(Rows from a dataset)
———
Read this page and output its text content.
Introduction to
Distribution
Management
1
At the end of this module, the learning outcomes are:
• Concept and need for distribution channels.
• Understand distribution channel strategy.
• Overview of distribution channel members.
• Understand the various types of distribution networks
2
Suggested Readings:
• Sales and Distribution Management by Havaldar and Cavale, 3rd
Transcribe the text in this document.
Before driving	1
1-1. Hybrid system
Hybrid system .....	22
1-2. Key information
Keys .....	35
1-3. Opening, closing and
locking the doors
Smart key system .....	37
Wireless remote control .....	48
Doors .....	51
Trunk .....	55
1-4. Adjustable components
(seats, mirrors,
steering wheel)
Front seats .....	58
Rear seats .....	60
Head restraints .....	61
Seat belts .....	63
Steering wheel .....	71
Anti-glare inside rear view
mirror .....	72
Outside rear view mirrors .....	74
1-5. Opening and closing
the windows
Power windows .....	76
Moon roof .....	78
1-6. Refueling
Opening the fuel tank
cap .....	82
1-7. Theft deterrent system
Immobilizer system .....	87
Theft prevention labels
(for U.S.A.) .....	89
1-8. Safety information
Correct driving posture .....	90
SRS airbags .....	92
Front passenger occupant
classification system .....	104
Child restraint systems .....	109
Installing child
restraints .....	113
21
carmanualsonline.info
———
### AIM OF THE EXERCISE
Retype each record exactly, leaving nothing out.

### ANSWER TO THIS PROBLEM
Read this page and output its text content.
Introduction to
Distribution
Management
1
At the end of this module, the learning outcomes are:
• Concept and need for distribution channels.
• Understand distribution channel strategy.
• Overview of distribution channel members.
• Understand the various types of distribution networks
2
Suggested Readings:
• Sales and Distribution Management by Havaldar and Cavale, 3rd
Transcribe the text in this document.
Before driving	1
1-1. Hybrid system
Hybrid system .....	22
1-2. Key information
Keys .....	35
1-3. Opening, closing and
locking the doors
Smart key system .....	37
Wireless remote control .....	48
Doors .....	51
Trunk .....	55
1-4. Adjustable components
(seats, mirrors,
steering wheel)
Front seats .....	58
Rear seats .....	60
Head restraints .....	61
Seat belts .....	63
Steering wheel .....	71
Anti-glare inside rear view
mirror .....	72
Outside rear view mirrors .....	74
1-5. Opening and closing
the windows
Power windows .....	76
Moon roof .....	78
1-6. Refueling
Opening the fuel tank
cap .....	82
1-7. Theft deterrent system
Immobilizer system .....	87
Theft prevention labels
(for U.S.A.) .....	89
1-8. Safety information
Correct driving posture .....	90
SRS airbags .....	92
Front passenger occupant
classification system .....	104
Child restraint systems .....	109
Installing child
restraints .....	113
21
carmanualsonline.info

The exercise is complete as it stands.